__Collected data entries__
>> start

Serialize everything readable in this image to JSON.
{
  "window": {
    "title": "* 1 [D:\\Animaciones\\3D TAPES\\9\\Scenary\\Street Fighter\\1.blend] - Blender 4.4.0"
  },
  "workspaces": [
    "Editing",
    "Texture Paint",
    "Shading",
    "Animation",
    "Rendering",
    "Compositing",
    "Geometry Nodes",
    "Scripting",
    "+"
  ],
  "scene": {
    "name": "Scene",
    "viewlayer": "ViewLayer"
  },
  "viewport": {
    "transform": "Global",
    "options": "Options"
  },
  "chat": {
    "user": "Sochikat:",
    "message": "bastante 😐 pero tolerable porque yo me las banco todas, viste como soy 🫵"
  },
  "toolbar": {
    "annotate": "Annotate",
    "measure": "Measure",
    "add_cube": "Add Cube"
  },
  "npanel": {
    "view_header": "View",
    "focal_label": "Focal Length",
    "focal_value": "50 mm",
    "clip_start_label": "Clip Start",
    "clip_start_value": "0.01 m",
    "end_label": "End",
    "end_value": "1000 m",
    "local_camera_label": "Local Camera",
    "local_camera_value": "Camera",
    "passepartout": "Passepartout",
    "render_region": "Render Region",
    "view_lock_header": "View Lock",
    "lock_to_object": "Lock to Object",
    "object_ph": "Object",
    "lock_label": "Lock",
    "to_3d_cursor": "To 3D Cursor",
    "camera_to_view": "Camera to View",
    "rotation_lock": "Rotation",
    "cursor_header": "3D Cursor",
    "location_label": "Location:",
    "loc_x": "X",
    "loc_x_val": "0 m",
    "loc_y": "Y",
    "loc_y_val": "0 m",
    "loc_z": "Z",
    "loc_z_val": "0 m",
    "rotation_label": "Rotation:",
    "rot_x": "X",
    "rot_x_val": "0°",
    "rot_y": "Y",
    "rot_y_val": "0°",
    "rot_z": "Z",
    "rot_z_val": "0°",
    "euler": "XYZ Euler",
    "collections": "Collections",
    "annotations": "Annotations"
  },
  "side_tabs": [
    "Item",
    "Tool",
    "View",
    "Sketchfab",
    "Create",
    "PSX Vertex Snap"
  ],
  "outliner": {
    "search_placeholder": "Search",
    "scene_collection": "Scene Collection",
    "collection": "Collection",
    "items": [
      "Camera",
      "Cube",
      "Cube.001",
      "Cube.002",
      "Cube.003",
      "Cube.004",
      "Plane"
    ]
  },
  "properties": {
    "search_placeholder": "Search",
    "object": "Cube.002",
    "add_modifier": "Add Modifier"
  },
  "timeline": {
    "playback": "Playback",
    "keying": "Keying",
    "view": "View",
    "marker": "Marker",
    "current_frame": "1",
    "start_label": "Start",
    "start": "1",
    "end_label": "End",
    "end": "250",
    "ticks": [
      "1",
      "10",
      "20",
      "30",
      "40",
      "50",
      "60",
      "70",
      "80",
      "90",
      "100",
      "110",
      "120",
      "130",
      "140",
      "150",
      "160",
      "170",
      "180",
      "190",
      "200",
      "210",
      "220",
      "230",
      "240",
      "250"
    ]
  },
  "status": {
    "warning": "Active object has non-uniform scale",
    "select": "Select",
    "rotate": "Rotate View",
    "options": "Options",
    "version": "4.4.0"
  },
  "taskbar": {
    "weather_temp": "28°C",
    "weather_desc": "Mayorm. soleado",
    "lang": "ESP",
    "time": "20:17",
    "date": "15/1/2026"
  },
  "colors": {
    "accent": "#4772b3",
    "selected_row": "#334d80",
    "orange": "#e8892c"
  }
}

>> end

__EXERCISE PROMPT__
What do the records say? Quote them all exactly.

__EXERCISE RESPONSE__
Serialize everything readable in this image to JSON.
{
  "window": {
    "title": "* 1 [D:\\Animaciones\\3D TAPES\\9\\Scenary\\Street Fighter\\1.blend] - Blender 4.4.0"
  },
  "workspaces": [
    "Editing",
    "Texture Paint",
    "Shading",
    "Animation",
    "Rendering",
    "Compositing",
    "Geometry Nodes",
    "Scripting",
    "+"
  ],
  "scene": {
    "name": "Scene",
    "viewlayer": "ViewLayer"
  },
  "viewport": {
    "transform": "Global",
    "options": "Options"
  },
  "chat": {
    "user": "Sochikat:",
    "message": "bastante 😐 pero tolerable porque yo me las banco todas, viste como soy 🫵"
  },
  "toolbar": {
    "annotate": "Annotate",
    "measure": "Measure",
    "add_cube": "Add Cube"
  },
  "npanel": {
    "view_header": "View",
    "focal_label": "Focal Length",
    "focal_value": "50 mm",
    "clip_start_label": "Clip Start",
    "clip_start_value": "0.01 m",
    "end_label": "End",
    "end_value": "1000 m",
    "local_camera_label": "Local Camera",
    "local_camera_value": "Camera",
    "passepartout": "Passepartout",
    "render_region": "Render Region",
    "view_lock_header": "View Lock",
    "lock_to_object": "Lock to Object",
    "object_ph": "Object",
    "lock_label": "Lock",
    "to_3d_cursor": "To 3D Cursor",
    "camera_to_view": "Camera to View",
    "rotation_lock": "Rotation",
    "cursor_header": "3D Cursor",
    "location_label": "Location:",
    "loc_x": "X",
    "loc_x_val": "0 m",
    "loc_y": "Y",
    "loc_y_val": "0 m",
    "loc_z": "Z",
    "loc_z_val": "0 m",
    "rotation_label": "Rotation:",
    "rot_x": "X",
    "rot_x_val": "0°",
    "rot_y": "Y",
    "rot_y_val": "0°",
    "rot_z": "Z",
    "rot_z_val": "0°",
    "euler": "XYZ Euler",
    "collections": "Collections",
    "annotations": "Annotations"
  },
  "side_tabs": [
    "Item",
    "Tool",
    "View",
    "Sketchfab",
    "Create",
    "PSX Vertex Snap"
  ],
  "outliner": {
    "search_placeholder": "Search",
    "scene_collection": "Scene Collection",
    "collection": "Collection",
    "items": [
      "Camera",
      "Cube",
      "Cube.001",
      "Cube.002",
      "Cube.003",
      "Cube.004",
      "Plane"
    ]
  },
  "properties": {
    "search_placeholder": "Search",
    "object": "Cube.002",
    "add_modifier": "Add Modifier"
  },
  "timeline": {
    "playback": "Playback",
    "keying": "Keying",
    "view": "View",
    "marker": "Marker",
    "current_frame": "1",
    "start_label": "Start",
    "start": "1",
    "end_label": "End",
    "end": "250",
    "ticks": [
      "1",
      "10",
      "20",
      "30",
      "40",
      "50",
      "60",
      "70",
      "80",
      "90",
      "100",
      "110",
      "120",
      "130",
      "140",
      "150",
      "160",
      "170",
      "180",
      "190",
      "200",
      "210",
      "220",
      "230",
      "240",
      "250"
    ]
  },
  "status": {
    "warning": "Active object has non-uniform scale",
    "select": "Select",
    "rotate": "Rotate View",
    "options": "Options",
    "version": "4.4.0"
  },
  "taskbar": {
    "weather_temp": "28°C",
    "weather_desc": "Mayorm. soleado",
    "lang": "ESP",
    "time": "20:17",
    "date": "15/1/2026"
  },
  "colors": {
    "accent": "#4772b3",
    "selected_row": "#334d80",
    "orange": "#e8892c"
  }
}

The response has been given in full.